Count how many lines of the material hold "Premium". Respond with that number alone.
-- SUPPLIED INFORMATION start --
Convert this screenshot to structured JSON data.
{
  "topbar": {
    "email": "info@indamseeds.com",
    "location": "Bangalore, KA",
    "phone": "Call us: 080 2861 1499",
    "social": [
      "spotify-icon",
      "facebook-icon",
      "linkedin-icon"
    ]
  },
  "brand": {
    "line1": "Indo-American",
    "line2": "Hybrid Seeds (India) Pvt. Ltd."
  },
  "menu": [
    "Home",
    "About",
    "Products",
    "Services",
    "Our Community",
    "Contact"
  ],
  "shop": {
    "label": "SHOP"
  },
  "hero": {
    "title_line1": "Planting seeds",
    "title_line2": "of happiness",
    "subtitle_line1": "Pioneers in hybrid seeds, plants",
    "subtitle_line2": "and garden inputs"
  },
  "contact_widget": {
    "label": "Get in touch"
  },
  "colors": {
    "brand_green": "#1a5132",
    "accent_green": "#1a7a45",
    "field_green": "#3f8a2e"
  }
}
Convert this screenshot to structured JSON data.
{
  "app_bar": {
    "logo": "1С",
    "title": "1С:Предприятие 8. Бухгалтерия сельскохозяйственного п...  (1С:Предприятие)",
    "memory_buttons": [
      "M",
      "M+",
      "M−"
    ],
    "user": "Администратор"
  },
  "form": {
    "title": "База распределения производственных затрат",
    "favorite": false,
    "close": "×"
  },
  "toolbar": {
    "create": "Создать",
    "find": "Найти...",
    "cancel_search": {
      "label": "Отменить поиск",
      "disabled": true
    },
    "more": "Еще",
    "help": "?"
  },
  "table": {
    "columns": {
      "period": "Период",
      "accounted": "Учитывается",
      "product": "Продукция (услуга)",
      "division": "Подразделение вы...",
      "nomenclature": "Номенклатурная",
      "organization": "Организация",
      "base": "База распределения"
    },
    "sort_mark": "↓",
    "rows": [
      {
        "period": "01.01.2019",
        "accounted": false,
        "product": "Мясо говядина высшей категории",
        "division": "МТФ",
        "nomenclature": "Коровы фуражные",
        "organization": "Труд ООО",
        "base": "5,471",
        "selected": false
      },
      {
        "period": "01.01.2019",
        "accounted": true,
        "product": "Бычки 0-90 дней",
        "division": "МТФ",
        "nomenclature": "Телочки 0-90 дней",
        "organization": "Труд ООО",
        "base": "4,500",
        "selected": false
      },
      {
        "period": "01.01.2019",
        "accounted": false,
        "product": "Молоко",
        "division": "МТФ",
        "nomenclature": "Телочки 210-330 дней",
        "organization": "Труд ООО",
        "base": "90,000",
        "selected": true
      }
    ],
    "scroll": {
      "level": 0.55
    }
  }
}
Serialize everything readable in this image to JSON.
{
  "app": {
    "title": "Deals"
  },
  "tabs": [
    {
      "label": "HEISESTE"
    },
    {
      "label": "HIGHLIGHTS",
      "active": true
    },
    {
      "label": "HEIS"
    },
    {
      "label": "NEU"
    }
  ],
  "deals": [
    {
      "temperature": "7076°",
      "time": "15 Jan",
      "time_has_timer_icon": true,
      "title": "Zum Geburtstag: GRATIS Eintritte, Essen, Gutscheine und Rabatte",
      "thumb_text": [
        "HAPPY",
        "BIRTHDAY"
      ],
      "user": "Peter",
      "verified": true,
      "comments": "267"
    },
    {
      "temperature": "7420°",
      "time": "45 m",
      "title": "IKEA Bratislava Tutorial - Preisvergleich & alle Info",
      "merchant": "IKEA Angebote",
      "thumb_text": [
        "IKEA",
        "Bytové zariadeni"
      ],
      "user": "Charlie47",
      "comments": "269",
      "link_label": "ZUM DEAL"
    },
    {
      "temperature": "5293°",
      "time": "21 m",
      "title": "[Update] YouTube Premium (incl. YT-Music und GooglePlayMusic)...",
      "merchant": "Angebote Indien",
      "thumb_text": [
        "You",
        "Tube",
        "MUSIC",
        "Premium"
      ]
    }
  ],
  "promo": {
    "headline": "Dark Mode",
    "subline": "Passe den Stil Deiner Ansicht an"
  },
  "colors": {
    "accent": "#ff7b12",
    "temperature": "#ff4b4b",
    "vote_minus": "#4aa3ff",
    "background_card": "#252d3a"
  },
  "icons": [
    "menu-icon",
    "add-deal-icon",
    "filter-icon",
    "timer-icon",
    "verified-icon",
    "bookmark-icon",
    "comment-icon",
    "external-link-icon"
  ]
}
-- SUPPLIED INFORMATION end --
OUTPUT BELOW:
2